___ EXTRACTED RECORDS

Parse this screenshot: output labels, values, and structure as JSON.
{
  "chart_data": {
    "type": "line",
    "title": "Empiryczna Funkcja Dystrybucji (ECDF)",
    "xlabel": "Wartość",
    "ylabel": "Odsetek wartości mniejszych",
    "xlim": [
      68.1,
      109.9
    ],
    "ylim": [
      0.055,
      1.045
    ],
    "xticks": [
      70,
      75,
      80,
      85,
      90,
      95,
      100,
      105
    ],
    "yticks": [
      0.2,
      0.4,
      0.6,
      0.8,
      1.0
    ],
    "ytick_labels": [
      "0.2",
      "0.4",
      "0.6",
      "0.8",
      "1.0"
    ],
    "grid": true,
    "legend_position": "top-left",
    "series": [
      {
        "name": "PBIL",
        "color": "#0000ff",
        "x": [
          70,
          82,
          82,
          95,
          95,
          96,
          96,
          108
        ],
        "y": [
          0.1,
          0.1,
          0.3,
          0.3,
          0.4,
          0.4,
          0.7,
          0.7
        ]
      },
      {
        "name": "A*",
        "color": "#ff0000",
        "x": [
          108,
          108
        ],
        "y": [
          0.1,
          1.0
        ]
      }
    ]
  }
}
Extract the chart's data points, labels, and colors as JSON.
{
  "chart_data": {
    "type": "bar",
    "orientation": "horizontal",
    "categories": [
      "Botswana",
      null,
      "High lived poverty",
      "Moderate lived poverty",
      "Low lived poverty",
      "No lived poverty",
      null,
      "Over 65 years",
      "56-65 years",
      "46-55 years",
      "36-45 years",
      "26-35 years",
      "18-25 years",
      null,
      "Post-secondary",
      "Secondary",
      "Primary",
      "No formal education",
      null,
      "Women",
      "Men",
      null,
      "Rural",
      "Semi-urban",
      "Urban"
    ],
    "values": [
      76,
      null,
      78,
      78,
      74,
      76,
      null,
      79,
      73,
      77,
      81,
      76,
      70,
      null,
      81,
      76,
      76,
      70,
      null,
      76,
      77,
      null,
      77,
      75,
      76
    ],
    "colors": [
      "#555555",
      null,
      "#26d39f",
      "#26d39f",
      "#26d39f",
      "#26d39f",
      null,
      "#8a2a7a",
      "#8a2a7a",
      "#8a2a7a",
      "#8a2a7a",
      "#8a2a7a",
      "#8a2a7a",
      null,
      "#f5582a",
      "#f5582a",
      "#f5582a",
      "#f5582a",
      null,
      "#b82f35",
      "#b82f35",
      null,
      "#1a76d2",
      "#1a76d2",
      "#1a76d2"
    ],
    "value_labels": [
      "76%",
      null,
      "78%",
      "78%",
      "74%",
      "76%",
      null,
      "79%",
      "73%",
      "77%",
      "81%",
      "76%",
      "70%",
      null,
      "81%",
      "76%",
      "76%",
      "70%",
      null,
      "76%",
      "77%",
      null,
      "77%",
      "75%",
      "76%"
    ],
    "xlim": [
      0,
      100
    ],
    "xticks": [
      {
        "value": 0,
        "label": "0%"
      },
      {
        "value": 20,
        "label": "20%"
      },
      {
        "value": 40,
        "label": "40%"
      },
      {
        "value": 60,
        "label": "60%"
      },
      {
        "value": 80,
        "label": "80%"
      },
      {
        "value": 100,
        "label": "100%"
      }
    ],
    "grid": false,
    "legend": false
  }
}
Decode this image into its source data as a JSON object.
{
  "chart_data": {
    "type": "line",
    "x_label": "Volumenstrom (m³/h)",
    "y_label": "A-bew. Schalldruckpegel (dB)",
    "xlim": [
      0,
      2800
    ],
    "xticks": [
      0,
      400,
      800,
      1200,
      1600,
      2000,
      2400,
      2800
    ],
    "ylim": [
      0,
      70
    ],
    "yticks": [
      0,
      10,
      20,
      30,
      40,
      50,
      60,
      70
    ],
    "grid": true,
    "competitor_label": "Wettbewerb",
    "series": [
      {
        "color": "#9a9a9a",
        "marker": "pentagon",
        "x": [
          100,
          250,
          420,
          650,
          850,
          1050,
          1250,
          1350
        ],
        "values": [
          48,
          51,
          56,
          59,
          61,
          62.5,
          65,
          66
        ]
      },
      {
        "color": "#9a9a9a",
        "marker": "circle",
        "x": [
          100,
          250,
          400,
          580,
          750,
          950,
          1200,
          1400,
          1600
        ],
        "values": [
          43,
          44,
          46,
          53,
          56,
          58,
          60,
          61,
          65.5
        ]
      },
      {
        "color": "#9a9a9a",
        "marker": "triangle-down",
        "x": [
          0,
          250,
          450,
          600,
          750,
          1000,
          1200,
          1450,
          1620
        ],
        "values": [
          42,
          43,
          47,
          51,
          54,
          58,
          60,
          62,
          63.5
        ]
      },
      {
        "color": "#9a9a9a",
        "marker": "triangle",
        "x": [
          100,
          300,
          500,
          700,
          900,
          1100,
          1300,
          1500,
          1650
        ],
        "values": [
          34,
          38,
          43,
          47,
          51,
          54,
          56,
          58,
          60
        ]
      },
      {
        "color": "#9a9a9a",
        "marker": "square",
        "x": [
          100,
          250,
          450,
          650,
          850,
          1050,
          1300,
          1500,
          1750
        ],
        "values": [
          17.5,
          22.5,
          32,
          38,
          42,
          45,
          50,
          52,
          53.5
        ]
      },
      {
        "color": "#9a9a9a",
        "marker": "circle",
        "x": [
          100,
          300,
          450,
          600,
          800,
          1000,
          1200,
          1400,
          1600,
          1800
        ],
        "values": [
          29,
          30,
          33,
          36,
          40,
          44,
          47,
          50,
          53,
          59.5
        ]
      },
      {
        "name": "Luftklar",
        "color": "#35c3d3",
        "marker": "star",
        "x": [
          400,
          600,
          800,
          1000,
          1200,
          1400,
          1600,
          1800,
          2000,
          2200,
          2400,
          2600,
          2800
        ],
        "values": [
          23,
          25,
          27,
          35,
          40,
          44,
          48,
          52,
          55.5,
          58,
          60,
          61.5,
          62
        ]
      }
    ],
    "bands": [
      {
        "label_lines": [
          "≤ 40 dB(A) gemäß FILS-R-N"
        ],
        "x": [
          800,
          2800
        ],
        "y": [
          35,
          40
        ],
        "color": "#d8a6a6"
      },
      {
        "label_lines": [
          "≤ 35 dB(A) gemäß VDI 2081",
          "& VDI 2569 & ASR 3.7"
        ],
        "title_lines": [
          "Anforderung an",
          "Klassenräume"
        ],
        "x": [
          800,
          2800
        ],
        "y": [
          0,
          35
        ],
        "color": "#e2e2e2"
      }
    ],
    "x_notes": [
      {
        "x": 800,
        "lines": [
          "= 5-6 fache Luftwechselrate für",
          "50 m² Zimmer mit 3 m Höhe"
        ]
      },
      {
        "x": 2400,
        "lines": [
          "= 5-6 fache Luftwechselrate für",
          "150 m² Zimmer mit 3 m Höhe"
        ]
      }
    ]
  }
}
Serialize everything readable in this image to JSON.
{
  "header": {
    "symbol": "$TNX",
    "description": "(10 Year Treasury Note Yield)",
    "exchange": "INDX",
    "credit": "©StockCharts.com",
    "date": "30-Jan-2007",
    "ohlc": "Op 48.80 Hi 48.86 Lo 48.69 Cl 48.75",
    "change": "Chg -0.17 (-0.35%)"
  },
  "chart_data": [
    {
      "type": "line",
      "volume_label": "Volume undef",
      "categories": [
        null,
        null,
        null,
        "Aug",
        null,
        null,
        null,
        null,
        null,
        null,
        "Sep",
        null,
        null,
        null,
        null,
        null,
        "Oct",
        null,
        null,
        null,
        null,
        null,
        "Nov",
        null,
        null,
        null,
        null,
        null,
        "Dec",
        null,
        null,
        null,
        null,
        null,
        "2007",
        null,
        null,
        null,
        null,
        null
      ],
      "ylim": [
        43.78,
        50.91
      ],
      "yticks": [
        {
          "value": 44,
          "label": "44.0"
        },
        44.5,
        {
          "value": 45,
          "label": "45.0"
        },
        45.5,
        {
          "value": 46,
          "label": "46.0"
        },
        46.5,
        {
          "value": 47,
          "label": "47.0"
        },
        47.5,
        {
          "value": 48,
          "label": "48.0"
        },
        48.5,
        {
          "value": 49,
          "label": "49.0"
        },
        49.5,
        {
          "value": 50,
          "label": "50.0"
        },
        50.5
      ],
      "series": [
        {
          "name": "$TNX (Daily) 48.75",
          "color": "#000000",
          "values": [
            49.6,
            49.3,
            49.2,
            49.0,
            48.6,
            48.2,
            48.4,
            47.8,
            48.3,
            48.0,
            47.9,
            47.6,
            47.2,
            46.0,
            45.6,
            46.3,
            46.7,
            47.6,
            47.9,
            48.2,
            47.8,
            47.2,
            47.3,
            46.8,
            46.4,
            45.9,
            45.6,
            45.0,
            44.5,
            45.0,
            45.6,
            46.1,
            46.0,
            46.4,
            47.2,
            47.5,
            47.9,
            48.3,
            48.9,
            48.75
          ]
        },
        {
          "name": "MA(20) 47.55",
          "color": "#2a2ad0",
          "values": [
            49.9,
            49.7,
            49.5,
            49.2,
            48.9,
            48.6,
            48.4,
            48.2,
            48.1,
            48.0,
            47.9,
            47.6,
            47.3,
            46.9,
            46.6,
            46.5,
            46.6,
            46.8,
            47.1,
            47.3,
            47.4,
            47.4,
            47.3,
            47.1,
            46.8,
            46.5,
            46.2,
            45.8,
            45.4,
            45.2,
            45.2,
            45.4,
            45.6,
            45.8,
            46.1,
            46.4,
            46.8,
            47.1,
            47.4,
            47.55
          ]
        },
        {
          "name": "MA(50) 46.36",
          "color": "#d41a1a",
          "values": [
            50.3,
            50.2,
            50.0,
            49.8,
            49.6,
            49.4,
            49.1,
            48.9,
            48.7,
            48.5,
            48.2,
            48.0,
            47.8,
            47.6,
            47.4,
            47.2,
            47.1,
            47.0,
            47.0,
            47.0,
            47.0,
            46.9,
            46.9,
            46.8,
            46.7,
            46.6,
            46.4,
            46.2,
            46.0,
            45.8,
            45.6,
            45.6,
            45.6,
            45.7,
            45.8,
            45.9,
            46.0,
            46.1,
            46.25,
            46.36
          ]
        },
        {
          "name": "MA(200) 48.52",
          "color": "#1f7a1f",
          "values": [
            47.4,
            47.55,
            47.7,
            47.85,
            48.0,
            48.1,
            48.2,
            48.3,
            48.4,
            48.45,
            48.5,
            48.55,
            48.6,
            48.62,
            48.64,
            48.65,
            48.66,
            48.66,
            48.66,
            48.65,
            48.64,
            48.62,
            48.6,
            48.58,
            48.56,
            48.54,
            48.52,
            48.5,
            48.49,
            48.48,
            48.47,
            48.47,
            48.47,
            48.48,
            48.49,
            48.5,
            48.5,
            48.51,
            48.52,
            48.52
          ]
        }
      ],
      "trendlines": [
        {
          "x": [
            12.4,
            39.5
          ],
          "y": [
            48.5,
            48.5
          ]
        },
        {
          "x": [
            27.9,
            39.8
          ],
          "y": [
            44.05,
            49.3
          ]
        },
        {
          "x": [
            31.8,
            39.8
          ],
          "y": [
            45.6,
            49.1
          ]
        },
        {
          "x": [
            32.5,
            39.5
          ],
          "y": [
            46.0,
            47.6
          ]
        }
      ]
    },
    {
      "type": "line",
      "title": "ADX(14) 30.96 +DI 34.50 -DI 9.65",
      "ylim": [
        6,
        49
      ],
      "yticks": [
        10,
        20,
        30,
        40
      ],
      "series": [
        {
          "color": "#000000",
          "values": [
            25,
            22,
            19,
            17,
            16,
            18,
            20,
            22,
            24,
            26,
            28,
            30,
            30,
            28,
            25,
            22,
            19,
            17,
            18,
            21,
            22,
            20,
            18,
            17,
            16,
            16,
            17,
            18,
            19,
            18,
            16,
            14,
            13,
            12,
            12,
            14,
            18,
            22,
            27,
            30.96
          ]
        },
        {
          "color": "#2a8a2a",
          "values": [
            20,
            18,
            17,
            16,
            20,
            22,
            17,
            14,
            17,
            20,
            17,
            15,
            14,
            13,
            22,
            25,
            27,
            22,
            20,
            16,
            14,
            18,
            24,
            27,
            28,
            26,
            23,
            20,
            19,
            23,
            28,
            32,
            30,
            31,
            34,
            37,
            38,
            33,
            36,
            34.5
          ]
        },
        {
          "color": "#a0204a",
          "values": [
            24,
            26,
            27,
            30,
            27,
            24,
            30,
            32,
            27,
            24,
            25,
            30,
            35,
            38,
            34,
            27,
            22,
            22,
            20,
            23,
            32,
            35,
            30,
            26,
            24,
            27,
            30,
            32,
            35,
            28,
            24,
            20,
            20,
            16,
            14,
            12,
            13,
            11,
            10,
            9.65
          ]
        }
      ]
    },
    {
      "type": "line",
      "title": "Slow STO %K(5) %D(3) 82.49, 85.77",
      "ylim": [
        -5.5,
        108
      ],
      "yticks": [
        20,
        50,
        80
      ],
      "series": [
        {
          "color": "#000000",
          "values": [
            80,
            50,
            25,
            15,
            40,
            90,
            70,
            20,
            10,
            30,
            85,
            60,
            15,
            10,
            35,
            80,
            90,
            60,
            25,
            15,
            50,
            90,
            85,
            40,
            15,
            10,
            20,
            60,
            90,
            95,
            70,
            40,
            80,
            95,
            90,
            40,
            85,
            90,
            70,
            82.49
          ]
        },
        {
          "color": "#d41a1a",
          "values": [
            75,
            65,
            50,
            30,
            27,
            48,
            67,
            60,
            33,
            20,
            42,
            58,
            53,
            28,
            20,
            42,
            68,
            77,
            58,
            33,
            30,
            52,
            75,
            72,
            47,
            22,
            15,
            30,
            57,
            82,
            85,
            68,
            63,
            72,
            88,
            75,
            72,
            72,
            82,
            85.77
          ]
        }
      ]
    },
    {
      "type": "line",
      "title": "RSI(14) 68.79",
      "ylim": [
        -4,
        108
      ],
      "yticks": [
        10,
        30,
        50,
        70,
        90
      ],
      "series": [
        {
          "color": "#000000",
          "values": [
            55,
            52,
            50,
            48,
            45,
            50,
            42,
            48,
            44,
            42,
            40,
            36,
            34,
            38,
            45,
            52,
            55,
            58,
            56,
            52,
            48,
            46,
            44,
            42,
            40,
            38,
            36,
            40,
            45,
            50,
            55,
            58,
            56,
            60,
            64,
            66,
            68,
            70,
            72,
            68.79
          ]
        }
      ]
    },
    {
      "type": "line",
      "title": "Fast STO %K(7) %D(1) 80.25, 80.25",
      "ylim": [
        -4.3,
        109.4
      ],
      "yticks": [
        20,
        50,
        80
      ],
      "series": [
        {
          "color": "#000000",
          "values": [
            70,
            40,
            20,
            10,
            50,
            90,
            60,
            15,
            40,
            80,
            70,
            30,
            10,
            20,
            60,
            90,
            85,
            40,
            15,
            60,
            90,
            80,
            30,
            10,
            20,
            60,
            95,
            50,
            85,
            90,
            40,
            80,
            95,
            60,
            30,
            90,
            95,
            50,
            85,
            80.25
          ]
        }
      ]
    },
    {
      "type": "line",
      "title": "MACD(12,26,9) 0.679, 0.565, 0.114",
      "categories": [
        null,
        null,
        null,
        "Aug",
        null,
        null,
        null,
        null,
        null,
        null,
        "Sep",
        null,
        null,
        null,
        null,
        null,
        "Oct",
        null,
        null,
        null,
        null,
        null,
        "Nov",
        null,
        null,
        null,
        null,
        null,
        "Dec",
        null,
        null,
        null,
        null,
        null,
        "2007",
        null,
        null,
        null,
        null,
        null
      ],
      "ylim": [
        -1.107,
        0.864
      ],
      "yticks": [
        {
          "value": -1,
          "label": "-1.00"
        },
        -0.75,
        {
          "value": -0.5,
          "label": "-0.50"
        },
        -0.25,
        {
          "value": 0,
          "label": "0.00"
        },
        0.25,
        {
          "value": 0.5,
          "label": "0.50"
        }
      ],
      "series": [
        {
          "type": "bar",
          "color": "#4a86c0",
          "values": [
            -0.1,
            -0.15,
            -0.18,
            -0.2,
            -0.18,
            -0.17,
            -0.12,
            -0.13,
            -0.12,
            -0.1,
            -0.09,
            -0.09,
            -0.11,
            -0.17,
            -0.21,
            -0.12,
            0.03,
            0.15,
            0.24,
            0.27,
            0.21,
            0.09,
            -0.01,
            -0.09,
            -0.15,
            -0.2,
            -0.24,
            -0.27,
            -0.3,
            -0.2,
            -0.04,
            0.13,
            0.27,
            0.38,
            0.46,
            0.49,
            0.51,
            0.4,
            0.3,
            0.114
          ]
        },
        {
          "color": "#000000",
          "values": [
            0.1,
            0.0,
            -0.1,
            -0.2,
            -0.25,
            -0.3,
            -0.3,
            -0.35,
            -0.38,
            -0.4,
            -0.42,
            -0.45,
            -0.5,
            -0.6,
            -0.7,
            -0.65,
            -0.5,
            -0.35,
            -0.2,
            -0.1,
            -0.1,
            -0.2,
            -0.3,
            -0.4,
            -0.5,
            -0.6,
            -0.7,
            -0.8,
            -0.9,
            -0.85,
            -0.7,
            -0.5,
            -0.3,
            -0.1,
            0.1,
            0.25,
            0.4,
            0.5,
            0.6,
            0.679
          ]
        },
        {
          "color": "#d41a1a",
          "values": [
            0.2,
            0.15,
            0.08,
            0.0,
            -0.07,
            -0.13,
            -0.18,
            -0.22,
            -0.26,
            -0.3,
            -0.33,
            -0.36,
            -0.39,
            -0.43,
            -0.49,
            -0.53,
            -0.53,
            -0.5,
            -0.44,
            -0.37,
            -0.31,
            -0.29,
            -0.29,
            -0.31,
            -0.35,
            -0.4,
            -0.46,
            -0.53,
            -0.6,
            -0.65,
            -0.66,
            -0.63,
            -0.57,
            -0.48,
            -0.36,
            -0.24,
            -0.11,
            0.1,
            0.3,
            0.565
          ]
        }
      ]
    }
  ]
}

______

■ **TASK BRIEF**: Lines holding the word "lived" in the entries above are the ones to pull out. Copy them all.

■ **OUTPUT FOR THIS TASK**:
      "High lived poverty",
      "Moderate lived poverty",
      "Low lived poverty",
      "No lived poverty",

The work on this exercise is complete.